Copy each line that contains the word "reste".

(Source data)
•••••

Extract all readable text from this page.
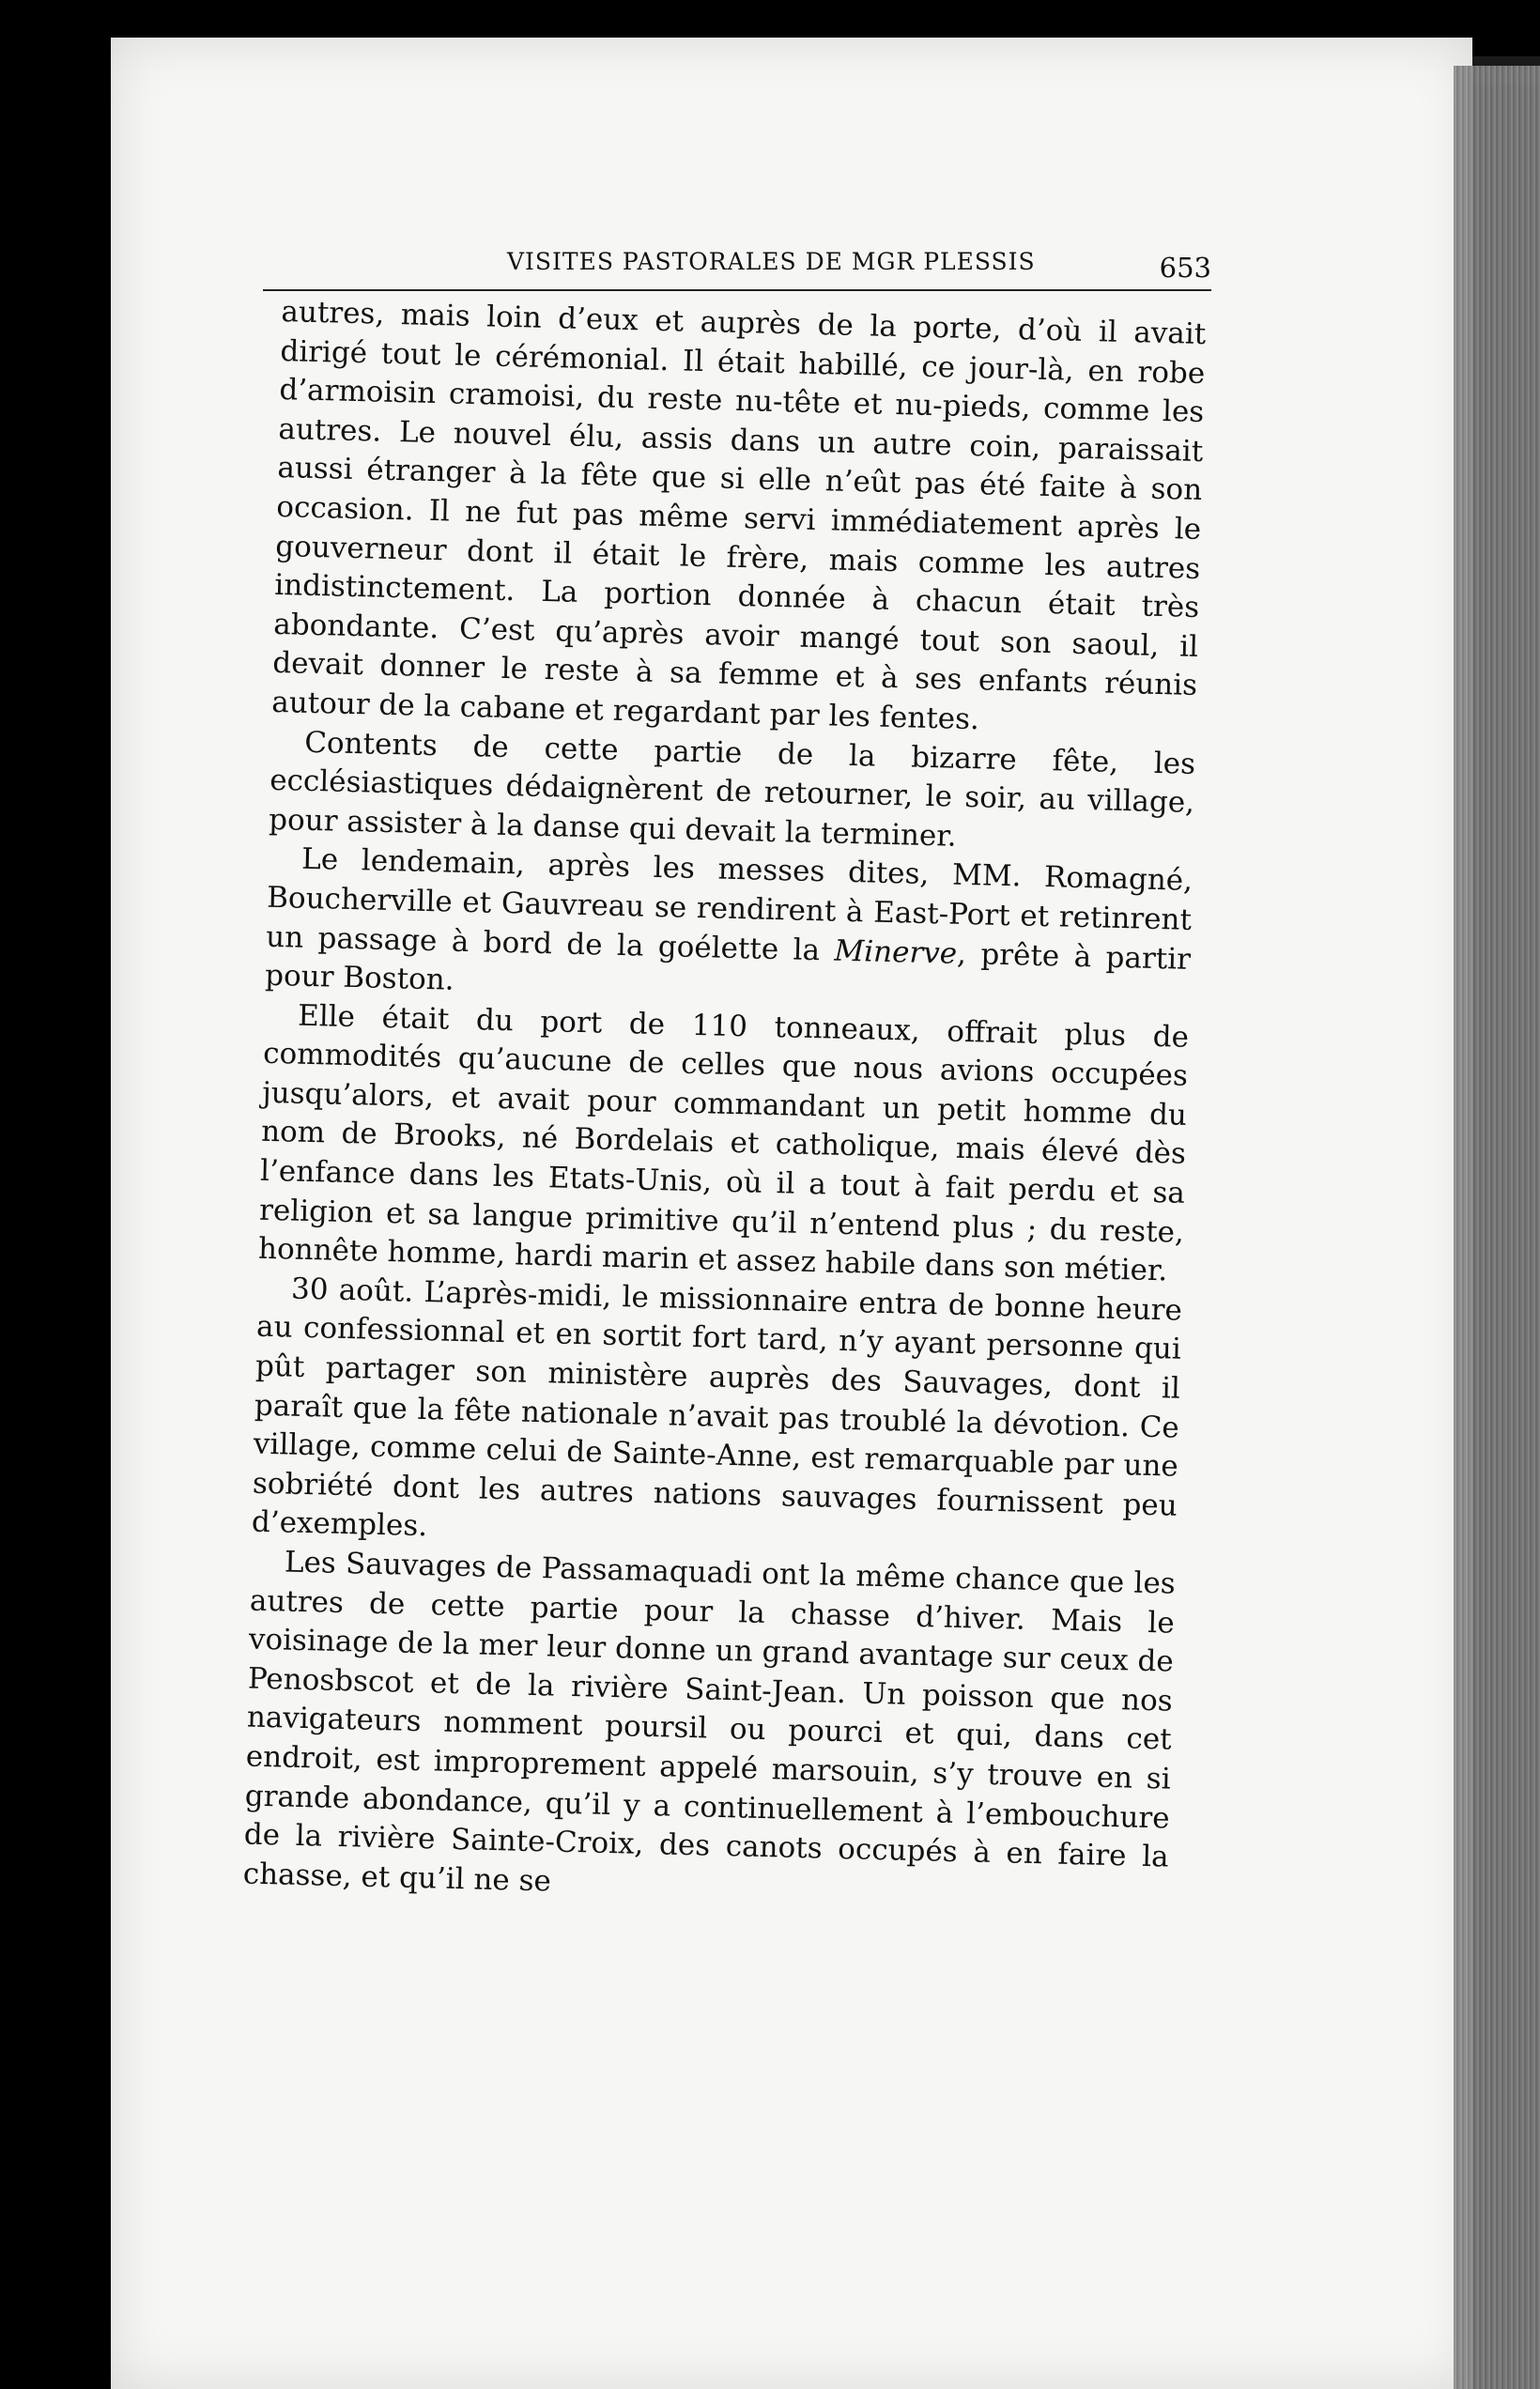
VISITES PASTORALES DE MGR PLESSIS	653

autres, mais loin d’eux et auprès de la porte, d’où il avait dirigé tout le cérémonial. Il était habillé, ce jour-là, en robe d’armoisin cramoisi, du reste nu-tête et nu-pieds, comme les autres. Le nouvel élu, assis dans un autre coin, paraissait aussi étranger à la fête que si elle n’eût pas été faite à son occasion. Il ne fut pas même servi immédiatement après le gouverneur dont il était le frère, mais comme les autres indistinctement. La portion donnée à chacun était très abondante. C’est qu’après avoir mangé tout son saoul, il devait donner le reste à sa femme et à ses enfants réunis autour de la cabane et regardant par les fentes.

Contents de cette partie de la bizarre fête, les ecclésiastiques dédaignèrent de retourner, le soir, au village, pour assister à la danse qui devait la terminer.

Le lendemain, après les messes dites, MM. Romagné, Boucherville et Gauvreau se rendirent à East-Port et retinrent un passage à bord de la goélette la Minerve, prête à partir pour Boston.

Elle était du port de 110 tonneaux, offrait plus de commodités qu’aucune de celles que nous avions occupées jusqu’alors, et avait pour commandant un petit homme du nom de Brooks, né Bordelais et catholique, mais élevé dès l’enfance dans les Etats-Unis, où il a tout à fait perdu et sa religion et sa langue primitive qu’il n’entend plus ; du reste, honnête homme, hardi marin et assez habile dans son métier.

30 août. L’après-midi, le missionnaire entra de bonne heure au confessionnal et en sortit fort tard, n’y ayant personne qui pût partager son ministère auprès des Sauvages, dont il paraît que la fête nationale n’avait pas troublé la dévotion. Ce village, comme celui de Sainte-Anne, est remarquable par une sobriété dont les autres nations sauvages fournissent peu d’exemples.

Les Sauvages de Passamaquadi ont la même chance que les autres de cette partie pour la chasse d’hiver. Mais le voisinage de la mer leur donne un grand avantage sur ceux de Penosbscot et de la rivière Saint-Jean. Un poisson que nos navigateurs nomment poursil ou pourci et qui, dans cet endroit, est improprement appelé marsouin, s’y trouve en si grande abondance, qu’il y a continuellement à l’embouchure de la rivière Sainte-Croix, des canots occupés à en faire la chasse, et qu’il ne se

•••••

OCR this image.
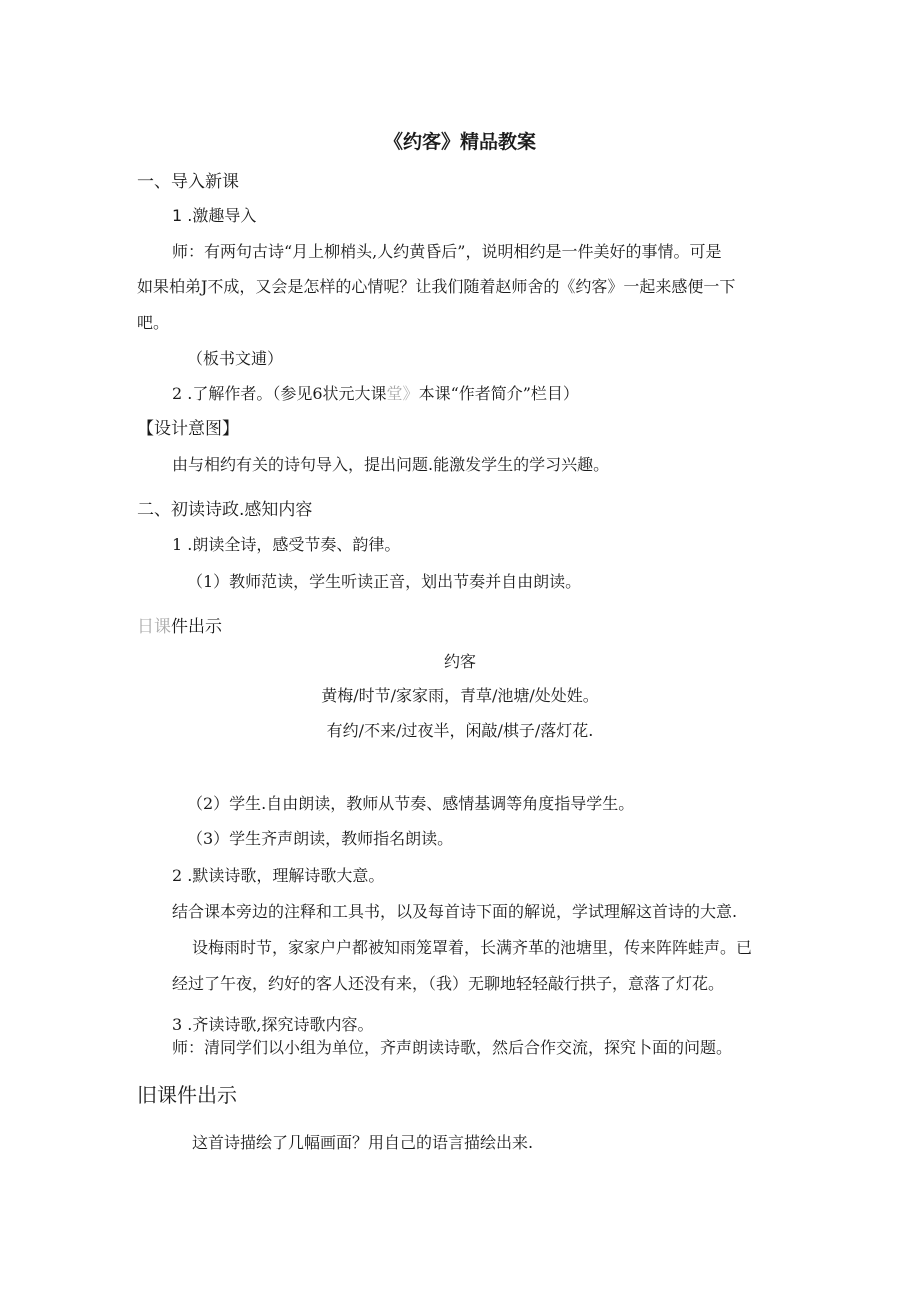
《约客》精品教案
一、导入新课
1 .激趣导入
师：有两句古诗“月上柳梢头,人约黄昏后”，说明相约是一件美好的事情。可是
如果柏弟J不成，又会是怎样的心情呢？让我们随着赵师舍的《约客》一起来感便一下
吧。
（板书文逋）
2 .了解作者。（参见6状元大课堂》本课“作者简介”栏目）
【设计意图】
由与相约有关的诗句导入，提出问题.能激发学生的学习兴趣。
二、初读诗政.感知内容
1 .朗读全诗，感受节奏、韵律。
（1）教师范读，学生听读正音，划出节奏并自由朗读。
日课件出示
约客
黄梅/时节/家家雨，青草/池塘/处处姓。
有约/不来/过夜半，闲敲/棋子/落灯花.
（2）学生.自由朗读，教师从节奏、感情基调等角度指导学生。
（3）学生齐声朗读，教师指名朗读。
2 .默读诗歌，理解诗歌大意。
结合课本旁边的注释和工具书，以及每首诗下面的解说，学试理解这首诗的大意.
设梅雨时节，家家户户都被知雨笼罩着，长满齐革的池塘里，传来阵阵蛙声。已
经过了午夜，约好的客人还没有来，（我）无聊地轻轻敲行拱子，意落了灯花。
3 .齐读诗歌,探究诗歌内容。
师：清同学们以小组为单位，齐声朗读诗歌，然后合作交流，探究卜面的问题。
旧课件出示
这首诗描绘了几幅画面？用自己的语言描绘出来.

•••••

Response to this exercise
autres, mais loin d’eux et auprès de la porte, d’où il avait dirigé tout le cérémonial. Il était habillé, ce jour-là, en robe d’armoisin cramoisi, du reste nu-tête et nu-pieds, comme les autres. Le nouvel élu, assis dans un autre coin, paraissait aussi étranger à la fête que si elle n’eût pas été faite à son occasion. Il ne fut pas même servi immédiatement après le gouverneur dont il était le frère, mais comme les autres indistinctement. La portion donnée à chacun était très abondante. C’est qu’après avoir mangé tout son saoul, il devait donner le reste à sa femme et à ses enfants réunis autour de la cabane et regardant par les fentes.
Elle était du port de 110 tonneaux, offrait plus de commodités qu’aucune de celles que nous avions occupées jusqu’alors, et avait pour commandant un petit homme du nom de Brooks, né Bordelais et catholique, mais élevé dès l’enfance dans les Etats-Unis, où il a tout à fait perdu et sa religion et sa langue primitive qu’il n’entend plus ; du reste, honnête homme, hardi marin et assez habile dans son métier.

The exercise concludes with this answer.